■ **To do**
Search the entries for the word "flower" and pull out each line that has it.

Items from a figure collection:
** BEGIN **
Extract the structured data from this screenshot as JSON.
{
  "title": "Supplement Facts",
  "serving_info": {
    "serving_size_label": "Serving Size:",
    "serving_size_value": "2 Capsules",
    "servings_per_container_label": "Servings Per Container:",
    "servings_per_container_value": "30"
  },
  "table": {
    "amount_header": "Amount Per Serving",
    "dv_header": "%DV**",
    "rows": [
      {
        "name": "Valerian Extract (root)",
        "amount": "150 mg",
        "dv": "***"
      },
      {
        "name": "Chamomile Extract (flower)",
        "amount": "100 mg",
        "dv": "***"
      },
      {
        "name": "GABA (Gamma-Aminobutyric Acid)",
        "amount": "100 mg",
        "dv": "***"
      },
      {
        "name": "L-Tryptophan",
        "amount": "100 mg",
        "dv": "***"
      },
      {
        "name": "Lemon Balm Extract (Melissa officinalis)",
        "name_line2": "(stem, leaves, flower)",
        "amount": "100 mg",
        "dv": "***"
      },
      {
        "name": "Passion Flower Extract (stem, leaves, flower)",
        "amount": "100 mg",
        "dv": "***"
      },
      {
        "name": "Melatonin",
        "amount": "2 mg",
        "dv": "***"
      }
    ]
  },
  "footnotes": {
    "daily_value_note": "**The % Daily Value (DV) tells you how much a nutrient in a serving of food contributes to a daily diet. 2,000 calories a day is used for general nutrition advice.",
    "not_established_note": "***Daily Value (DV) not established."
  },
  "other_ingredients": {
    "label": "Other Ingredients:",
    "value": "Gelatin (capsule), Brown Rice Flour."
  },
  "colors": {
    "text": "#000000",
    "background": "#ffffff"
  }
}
** END **
■ **Written answer**
        "name": "Chamomile Extract (flower)",
        "name_line2": "(stem, leaves, flower)",
        "name": "Passion Flower Extract (stem, leaves, flower)",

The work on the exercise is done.